+++ INPUT DATA +++
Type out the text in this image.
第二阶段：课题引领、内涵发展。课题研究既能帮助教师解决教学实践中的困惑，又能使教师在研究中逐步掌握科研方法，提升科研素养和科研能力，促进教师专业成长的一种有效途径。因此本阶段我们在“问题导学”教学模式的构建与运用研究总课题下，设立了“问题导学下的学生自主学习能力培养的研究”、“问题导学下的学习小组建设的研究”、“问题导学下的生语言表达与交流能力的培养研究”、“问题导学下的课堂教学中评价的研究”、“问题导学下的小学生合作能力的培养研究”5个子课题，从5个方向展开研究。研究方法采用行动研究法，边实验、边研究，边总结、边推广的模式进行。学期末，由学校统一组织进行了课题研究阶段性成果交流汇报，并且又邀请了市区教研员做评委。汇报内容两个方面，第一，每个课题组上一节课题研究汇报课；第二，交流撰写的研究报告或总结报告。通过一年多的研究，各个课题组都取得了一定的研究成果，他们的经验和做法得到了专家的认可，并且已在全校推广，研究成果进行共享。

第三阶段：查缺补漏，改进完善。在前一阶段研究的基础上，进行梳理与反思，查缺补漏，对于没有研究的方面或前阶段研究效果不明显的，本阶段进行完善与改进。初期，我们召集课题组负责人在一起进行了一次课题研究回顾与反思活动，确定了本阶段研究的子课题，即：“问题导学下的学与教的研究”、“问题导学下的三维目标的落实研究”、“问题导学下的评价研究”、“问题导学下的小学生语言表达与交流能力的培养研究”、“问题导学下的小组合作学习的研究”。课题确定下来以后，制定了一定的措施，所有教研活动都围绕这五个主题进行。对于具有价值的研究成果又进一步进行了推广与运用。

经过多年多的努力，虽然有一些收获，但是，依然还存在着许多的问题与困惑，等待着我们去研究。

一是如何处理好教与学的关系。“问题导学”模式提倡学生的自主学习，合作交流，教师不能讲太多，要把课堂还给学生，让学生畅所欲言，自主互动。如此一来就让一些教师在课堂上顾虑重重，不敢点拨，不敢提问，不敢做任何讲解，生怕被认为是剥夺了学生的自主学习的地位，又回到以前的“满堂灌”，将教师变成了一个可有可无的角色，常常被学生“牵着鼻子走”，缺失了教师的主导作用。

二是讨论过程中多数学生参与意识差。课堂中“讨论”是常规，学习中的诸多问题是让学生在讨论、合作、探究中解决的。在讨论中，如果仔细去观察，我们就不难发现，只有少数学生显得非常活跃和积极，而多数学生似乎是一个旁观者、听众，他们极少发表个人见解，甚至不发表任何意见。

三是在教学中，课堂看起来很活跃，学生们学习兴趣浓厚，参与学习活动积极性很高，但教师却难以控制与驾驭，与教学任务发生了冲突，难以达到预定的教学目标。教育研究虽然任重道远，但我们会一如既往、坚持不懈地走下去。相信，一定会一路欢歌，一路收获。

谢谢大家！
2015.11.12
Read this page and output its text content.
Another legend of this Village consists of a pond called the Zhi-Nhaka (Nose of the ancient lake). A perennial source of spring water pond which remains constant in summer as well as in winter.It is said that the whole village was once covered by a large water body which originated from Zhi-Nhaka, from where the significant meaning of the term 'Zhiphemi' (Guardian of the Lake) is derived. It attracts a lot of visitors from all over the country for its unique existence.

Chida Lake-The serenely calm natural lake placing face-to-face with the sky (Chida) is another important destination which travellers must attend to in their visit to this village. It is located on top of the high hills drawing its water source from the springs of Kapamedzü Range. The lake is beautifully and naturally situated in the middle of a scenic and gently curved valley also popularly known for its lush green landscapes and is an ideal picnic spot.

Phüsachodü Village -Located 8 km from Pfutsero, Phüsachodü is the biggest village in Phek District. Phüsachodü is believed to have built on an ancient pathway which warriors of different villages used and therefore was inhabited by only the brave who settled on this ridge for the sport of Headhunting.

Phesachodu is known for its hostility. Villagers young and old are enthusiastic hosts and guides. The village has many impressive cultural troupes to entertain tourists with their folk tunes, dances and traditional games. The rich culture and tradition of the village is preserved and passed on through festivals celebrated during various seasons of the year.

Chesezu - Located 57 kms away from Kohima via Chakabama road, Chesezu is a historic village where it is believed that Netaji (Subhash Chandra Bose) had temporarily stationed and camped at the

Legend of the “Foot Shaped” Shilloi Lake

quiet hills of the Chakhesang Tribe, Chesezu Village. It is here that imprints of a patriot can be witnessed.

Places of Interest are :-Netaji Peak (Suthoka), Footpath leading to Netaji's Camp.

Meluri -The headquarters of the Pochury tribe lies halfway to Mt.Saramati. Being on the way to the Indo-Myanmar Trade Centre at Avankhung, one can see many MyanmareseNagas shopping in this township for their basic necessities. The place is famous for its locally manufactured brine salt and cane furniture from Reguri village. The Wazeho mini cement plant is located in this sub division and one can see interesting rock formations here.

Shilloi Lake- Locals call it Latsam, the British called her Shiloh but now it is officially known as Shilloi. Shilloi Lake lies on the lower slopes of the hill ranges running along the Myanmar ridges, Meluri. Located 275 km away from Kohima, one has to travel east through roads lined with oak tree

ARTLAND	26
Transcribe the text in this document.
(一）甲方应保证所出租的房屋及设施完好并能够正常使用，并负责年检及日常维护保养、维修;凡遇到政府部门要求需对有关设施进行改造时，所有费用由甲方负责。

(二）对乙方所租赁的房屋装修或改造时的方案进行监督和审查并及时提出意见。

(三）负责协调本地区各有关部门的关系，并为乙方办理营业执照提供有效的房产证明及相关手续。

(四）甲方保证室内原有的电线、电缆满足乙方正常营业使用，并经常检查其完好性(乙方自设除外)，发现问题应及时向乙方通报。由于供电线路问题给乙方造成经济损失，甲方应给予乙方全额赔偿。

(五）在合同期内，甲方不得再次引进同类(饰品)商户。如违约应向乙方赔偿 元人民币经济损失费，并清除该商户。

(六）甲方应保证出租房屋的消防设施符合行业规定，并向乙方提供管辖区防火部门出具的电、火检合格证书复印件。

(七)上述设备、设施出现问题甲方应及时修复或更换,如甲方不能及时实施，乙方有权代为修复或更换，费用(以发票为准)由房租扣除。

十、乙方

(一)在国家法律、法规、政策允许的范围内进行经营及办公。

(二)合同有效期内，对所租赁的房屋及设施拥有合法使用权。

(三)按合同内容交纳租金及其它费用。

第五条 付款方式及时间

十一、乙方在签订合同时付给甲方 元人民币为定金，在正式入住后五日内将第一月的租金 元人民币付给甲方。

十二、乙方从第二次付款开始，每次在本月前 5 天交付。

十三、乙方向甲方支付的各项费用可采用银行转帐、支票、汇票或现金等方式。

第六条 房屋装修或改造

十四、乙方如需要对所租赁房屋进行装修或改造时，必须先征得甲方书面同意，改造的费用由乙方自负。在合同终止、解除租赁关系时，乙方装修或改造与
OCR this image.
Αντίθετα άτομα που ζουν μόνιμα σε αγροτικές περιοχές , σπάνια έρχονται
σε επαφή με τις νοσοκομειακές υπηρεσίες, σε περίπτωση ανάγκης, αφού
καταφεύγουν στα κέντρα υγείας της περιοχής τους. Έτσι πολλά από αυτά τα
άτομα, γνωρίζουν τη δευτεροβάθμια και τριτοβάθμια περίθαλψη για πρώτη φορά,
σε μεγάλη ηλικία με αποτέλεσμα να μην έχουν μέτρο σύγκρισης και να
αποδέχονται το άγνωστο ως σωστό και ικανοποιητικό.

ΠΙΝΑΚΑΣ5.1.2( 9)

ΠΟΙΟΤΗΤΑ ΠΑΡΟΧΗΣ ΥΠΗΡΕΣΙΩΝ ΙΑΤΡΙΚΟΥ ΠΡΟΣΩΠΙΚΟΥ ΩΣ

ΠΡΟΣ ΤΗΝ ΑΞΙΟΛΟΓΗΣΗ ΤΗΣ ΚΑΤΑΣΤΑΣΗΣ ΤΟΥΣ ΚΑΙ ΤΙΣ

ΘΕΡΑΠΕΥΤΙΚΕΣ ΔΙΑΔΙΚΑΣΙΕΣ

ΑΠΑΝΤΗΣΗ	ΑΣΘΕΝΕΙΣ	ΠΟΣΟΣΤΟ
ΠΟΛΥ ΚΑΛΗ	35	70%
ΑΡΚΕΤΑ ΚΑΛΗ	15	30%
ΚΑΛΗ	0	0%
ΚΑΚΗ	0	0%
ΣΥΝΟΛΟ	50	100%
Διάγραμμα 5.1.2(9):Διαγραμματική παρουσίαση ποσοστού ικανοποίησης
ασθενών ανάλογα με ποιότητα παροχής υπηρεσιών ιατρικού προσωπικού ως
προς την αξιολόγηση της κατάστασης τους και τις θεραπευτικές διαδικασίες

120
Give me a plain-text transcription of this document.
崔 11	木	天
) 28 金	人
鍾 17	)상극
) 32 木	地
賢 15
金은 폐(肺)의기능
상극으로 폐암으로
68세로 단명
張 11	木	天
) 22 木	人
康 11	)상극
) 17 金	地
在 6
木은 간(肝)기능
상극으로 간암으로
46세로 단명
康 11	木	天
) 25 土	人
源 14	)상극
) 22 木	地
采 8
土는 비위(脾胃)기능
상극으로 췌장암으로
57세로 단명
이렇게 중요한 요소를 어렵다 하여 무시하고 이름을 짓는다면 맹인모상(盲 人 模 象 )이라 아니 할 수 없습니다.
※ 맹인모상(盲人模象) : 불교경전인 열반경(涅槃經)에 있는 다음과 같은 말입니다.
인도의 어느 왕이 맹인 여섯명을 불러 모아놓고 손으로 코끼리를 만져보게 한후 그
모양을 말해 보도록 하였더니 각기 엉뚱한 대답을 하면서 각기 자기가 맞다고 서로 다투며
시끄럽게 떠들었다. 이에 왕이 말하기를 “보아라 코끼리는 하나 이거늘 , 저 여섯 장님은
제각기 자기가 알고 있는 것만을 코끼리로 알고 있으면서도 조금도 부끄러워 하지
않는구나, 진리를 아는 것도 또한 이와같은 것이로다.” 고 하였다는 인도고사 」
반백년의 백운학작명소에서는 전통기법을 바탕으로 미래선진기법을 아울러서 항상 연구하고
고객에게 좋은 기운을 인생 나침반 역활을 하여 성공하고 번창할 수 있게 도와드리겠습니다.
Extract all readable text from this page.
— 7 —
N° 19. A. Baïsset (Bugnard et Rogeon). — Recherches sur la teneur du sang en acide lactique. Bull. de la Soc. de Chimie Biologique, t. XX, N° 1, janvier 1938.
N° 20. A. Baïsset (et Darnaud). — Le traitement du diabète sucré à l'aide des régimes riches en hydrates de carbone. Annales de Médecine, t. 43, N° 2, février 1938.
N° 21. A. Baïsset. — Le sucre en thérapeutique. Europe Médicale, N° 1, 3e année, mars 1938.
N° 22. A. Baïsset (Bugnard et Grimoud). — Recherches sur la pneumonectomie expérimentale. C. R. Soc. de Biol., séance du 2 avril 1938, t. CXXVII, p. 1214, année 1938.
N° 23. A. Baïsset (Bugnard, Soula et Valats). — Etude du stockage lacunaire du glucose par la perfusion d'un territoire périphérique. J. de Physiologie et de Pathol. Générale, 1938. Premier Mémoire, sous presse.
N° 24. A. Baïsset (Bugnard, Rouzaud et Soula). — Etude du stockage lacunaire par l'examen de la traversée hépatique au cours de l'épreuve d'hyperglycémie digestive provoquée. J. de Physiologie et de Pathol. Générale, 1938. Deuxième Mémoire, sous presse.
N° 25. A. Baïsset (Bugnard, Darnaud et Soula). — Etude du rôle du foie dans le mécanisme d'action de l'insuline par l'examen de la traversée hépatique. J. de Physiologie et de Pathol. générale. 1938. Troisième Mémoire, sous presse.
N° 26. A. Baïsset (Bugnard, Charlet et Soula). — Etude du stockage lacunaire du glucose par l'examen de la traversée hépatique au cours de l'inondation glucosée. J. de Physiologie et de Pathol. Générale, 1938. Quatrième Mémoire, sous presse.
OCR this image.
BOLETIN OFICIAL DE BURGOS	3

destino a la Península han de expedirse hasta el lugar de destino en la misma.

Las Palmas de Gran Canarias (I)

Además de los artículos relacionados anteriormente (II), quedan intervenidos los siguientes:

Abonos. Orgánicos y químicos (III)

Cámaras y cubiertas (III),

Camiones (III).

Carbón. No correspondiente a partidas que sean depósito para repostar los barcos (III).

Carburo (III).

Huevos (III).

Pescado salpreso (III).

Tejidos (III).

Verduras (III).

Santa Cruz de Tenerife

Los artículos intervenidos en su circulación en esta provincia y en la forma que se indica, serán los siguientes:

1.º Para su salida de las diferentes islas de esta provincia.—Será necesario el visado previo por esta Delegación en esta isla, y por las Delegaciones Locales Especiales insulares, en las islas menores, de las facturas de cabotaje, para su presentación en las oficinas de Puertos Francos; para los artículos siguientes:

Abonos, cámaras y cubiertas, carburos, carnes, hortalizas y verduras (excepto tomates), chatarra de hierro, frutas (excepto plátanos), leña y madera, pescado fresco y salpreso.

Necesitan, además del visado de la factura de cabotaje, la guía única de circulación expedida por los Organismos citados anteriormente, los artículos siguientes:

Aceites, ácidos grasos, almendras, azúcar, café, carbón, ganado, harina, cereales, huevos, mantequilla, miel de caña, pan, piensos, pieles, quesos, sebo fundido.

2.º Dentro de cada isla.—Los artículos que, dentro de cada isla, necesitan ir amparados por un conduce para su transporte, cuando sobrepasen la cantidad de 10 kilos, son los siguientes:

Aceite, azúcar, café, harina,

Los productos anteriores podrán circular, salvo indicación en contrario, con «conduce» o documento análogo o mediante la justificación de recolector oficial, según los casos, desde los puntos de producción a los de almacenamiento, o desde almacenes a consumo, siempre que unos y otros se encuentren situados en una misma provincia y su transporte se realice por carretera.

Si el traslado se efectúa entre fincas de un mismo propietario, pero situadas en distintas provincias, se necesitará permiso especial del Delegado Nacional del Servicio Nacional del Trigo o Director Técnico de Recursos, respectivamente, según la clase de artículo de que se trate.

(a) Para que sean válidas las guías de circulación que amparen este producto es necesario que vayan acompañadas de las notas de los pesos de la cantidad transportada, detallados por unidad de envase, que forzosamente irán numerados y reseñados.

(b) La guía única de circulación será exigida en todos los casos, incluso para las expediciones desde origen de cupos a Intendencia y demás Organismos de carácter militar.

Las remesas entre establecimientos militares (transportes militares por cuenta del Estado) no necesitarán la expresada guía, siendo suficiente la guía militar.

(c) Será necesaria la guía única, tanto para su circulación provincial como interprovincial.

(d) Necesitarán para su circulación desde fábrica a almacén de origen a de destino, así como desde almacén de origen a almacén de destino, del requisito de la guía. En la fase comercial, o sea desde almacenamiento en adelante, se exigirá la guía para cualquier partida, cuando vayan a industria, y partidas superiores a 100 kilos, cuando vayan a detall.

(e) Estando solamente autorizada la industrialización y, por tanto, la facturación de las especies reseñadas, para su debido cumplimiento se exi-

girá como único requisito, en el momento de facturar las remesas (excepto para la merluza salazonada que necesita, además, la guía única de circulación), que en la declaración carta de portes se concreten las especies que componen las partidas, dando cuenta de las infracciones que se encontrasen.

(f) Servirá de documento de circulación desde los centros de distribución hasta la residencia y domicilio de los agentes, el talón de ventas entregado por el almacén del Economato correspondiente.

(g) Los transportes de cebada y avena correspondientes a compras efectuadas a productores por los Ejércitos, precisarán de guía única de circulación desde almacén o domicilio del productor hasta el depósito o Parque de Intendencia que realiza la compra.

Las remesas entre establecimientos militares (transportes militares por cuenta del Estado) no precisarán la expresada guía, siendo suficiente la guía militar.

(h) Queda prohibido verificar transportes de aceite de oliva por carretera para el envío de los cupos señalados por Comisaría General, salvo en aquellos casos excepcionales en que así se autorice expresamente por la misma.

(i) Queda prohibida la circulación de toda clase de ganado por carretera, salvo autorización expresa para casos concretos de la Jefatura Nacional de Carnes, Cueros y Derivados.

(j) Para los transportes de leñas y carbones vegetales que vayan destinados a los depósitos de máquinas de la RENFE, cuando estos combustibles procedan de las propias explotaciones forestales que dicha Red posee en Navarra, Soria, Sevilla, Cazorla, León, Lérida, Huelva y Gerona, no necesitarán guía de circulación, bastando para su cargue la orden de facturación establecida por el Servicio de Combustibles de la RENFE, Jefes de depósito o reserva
+++
## DIRECTIONS
What is the number of lines that hold the string "requisito"? Reply with that number alone.

## TASK RESULT
2